▶ **WHAT NEEDS TO BE DONE**:
Recast the part of the records that opens with the line containing "Text: (which actually" and closes with the line containing "Text: ►: ► — [43, 364, 52, 377]" as a JSON list of strings, one string per line. Leave out any blank lines.

▶ **SUPPLIED RECORDS**:
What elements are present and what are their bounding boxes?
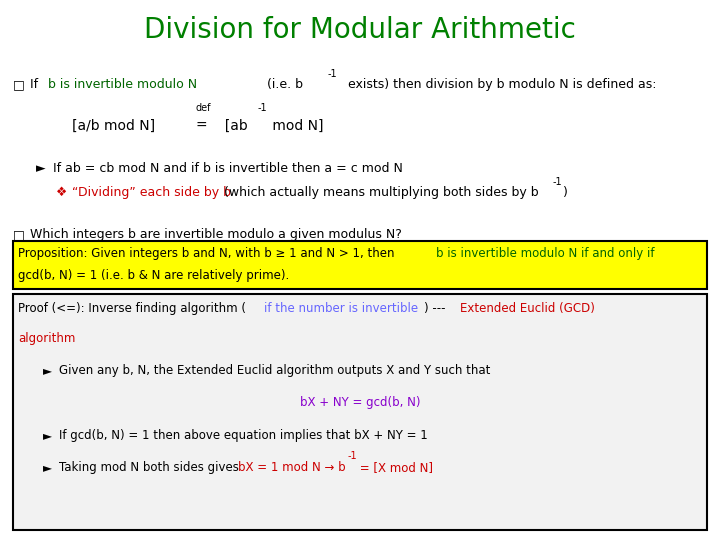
Text: (which actually means multiplying both sides by b: (which actually means multiplying both s… — [220, 186, 539, 199]
Bar — [13, 241, 707, 289]
Text: def: def — [196, 103, 212, 113]
Text: -1: -1 — [328, 69, 337, 79]
Text: ►: ► — [36, 162, 45, 175]
Text: = [X mod N]: = [X mod N] — [356, 461, 433, 474]
Text: Given any b, N, the Extended Euclid algorithm outputs X and Y such that: Given any b, N, the Extended Euclid algo… — [59, 364, 490, 377]
Text: If gcd(b, N) = 1 then above equation implies that bX + NY = 1: If gcd(b, N) = 1 then above equation imp… — [59, 429, 428, 442]
Text: □: □ — [13, 228, 24, 241]
Text: bX + NY = gcd(b, N): bX + NY = gcd(b, N) — [300, 396, 420, 409]
Text: bX = 1 mod N → b: bX = 1 mod N → b — [238, 461, 345, 474]
Text: =: = — [196, 119, 207, 133]
Text: -1: -1 — [347, 451, 356, 462]
Text: ►: ► — [43, 461, 52, 474]
Text: □: □ — [13, 78, 24, 91]
Text: Extended Euclid (GCD): Extended Euclid (GCD) — [460, 302, 595, 315]
Text: If ab = cb mod N and if b is invertible then a = c mod N: If ab = cb mod N and if b is invertible … — [53, 162, 402, 175]
Text: b is invertible modulo N if and only if: b is invertible modulo N if and only if — [436, 247, 654, 260]
Text: b is invertible modulo N: b is invertible modulo N — [48, 78, 197, 91]
Text: mod N]: mod N] — [268, 119, 323, 133]
Text: Taking mod N both sides gives: Taking mod N both sides gives — [59, 461, 243, 474]
Text: Which integers b are invertible modulo a given modulus N?: Which integers b are invertible modulo a… — [30, 228, 402, 241]
Bar — [13, 294, 707, 530]
Text: ❖: ❖ — [56, 186, 68, 199]
Text: ): ) — [563, 186, 568, 199]
Text: gcd(b, N) = 1 (i.e. b & N are relatively prime).: gcd(b, N) = 1 (i.e. b & N are relatively… — [18, 269, 289, 282]
Text: ►: ► — [43, 429, 52, 442]
Text: exists) then division by b modulo N is defined as:: exists) then division by b modulo N is d… — [344, 78, 657, 91]
Text: if the number is invertible: if the number is invertible — [264, 302, 418, 315]
Text: ) ---: ) --- — [424, 302, 449, 315]
Text: (i.e. b: (i.e. b — [263, 78, 303, 91]
Text: ►: ► — [43, 364, 52, 377]
Text: [ab: [ab — [216, 119, 248, 133]
Text: [a/b mod N]: [a/b mod N] — [72, 119, 155, 133]
Text: If: If — [30, 78, 42, 91]
Text: -1: -1 — [258, 103, 267, 113]
Text: “Dividing” each side by b: “Dividing” each side by b — [72, 186, 231, 199]
Text: -1: -1 — [552, 177, 562, 187]
Text: Proof (<=): Inverse finding algorithm (: Proof (<=): Inverse finding algorithm ( — [18, 302, 246, 315]
Text: Division for Modular Arithmetic: Division for Modular Arithmetic — [144, 16, 576, 44]
Text: algorithm: algorithm — [18, 332, 76, 345]
Text: Proposition: Given integers b and N, with b ≥ 1 and N > 1, then: Proposition: Given integers b and N, wit… — [18, 247, 398, 260]
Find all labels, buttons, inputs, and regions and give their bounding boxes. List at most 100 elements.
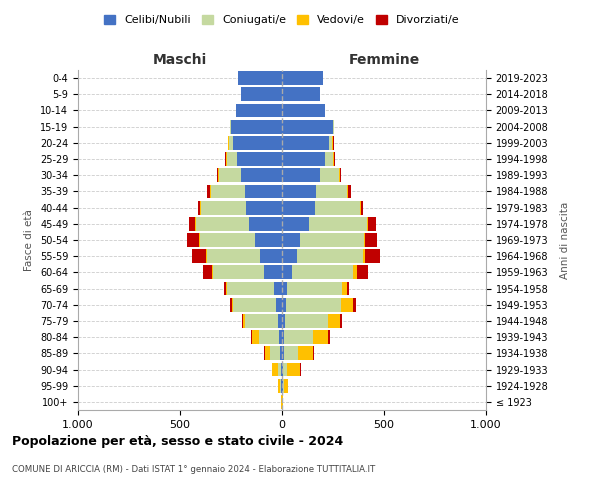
Bar [232, 298, 233, 312]
Bar [347, 184, 349, 198]
Legend: Celibi/Nubili, Coniugati/e, Vedovi/e, Divorziati/e: Celibi/Nubili, Coniugati/e, Vedovi/e, Di… [100, 10, 464, 30]
Bar [276, 298, 282, 312]
Bar [236, 104, 282, 118]
Bar [283, 362, 287, 376]
Bar [313, 346, 314, 360]
Bar [361, 200, 362, 214]
Bar [250, 217, 282, 230]
Bar [284, 346, 298, 360]
Bar [314, 200, 359, 214]
Bar [280, 346, 282, 360]
Bar [368, 217, 376, 230]
Bar [211, 184, 245, 198]
Bar [316, 184, 347, 198]
Bar [283, 379, 284, 392]
Bar [199, 233, 200, 247]
Bar [245, 184, 282, 198]
Bar [278, 362, 281, 376]
Bar [298, 346, 313, 360]
Text: Femmine: Femmine [349, 53, 419, 67]
Bar [241, 168, 282, 182]
Bar [253, 330, 259, 344]
Bar [339, 168, 340, 182]
Bar [274, 282, 282, 296]
Bar [282, 184, 316, 198]
Bar [224, 282, 226, 296]
Bar [230, 298, 232, 312]
Bar [364, 233, 365, 247]
Bar [225, 152, 226, 166]
Bar [282, 314, 285, 328]
Bar [196, 217, 250, 230]
Bar [325, 152, 333, 166]
Bar [332, 136, 333, 149]
Bar [334, 152, 335, 166]
Bar [245, 314, 278, 328]
Bar [281, 362, 282, 376]
Bar [340, 314, 342, 328]
Bar [212, 266, 263, 280]
Bar [247, 200, 282, 214]
Bar [284, 330, 313, 344]
Bar [287, 362, 301, 376]
Bar [282, 88, 320, 101]
Bar [230, 120, 231, 134]
Bar [282, 120, 333, 134]
Bar [278, 379, 280, 392]
Bar [349, 184, 352, 198]
Bar [281, 379, 282, 392]
Y-axis label: Fasce di età: Fasce di età [25, 209, 34, 271]
Bar [218, 168, 219, 182]
Bar [217, 168, 218, 182]
Bar [298, 250, 362, 263]
Bar [282, 250, 298, 263]
Bar [209, 184, 211, 198]
Bar [233, 298, 276, 312]
Bar [280, 379, 281, 392]
Bar [203, 266, 212, 280]
Bar [282, 330, 284, 344]
Bar [238, 71, 282, 85]
Bar [282, 298, 286, 312]
Bar [259, 330, 279, 344]
Bar [362, 250, 365, 263]
Bar [286, 298, 341, 312]
Bar [189, 217, 196, 230]
Bar [241, 88, 282, 101]
Bar [284, 379, 288, 392]
Bar [301, 233, 364, 247]
Bar [187, 233, 199, 247]
Bar [200, 200, 202, 214]
Bar [320, 168, 339, 182]
Bar [292, 266, 353, 280]
Bar [282, 346, 284, 360]
Bar [313, 330, 328, 344]
Bar [227, 282, 274, 296]
Bar [365, 233, 377, 247]
Bar [279, 330, 282, 344]
Bar [256, 233, 282, 247]
Bar [282, 233, 301, 247]
Bar [278, 314, 282, 328]
Bar [282, 168, 320, 182]
Bar [308, 217, 367, 230]
Bar [243, 314, 245, 328]
Bar [358, 266, 368, 280]
Bar [285, 314, 328, 328]
Bar [287, 282, 342, 296]
Bar [192, 250, 206, 263]
Bar [359, 200, 361, 214]
Bar [282, 362, 283, 376]
Bar [340, 168, 341, 182]
Bar [206, 250, 260, 263]
Bar [347, 282, 349, 296]
Bar [329, 136, 332, 149]
Y-axis label: Anni di nascita: Anni di nascita [560, 202, 570, 278]
Text: Popolazione per età, sesso e stato civile - 2024: Popolazione per età, sesso e stato civil… [12, 435, 343, 448]
Bar [282, 104, 325, 118]
Bar [333, 120, 334, 134]
Bar [228, 136, 229, 149]
Bar [282, 379, 283, 392]
Bar [233, 136, 282, 149]
Bar [282, 71, 323, 85]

▶ **RESULT**:
[
  "Text: (which actually means multiplying both sides by b: (which actually means multiplying both s… — [220, 186, 539, 199]",
  "Bar — [13, 241, 707, 289]",
  "Text: def: def — [196, 103, 212, 113]",
  "Text: -1: -1 — [328, 69, 337, 79]",
  "Text: ►: ► — [36, 162, 45, 175]",
  "Text: = [X mod N]: = [X mod N] — [356, 461, 433, 474]",
  "Text: Given any b, N, the Extended Euclid algorithm outputs X and Y such that: Given any b, N, the Extended Euclid algo… — [59, 364, 490, 377]",
  "Text: If gcd(b, N) = 1 then above equation implies that bX + NY = 1: If gcd(b, N) = 1 then above equation imp… — [59, 429, 428, 442]",
  "Text: □: □ — [13, 228, 24, 241]",
  "Text: bX + NY = gcd(b, N): bX + NY = gcd(b, N) — [300, 396, 420, 409]",
  "Text: bX = 1 mod N → b: bX = 1 mod N → b — [238, 461, 345, 474]",
  "Text: =: = — [196, 119, 207, 133]",
  "Text: -1: -1 — [347, 451, 356, 462]",
  "Text: ►: ► — [43, 461, 52, 474]",
  "Text: □: □ — [13, 78, 24, 91]",
  "Text: Extended Euclid (GCD): Extended Euclid (GCD) — [460, 302, 595, 315]",
  "Text: If ab = cb mod N and if b is invertible then a = c mod N: If ab = cb mod N and if b is invertible … — [53, 162, 402, 175]",
  "Text: b is invertible modulo N if and only if: b is invertible modulo N if and only if — [436, 247, 654, 260]",
  "Text: b is invertible modulo N: b is invertible modulo N — [48, 78, 197, 91]",
  "Text: mod N]: mod N] — [268, 119, 323, 133]",
  "Text: Taking mod N both sides gives: Taking mod N both sides gives — [59, 461, 243, 474]",
  "Text: Which integers b are invertible modulo a given modulus N?: Which integers b are invertible modulo a… — [30, 228, 402, 241]",
  "Bar — [13, 294, 707, 530]",
  "Text: ❖: ❖ — [56, 186, 68, 199]",
  "Text: ): ) — [563, 186, 568, 199]",
  "Text: gcd(b, N) = 1 (i.e. b & N are relatively prime).: gcd(b, N) = 1 (i.e. b & N are relatively… — [18, 269, 289, 282]",
  "Text: ►: ► — [43, 429, 52, 442]",
  "Text: exists) then division by b modulo N is defined as:: exists) then division by b modulo N is d… — [344, 78, 657, 91]",
  "Text: if the number is invertible: if the number is invertible — [264, 302, 418, 315]",
  "Text: ) ---: ) --- — [424, 302, 449, 315]",
  "Text: (i.e. b: (i.e. b — [263, 78, 303, 91]",
  "Text: ►: ► — [43, 364, 52, 377]"
]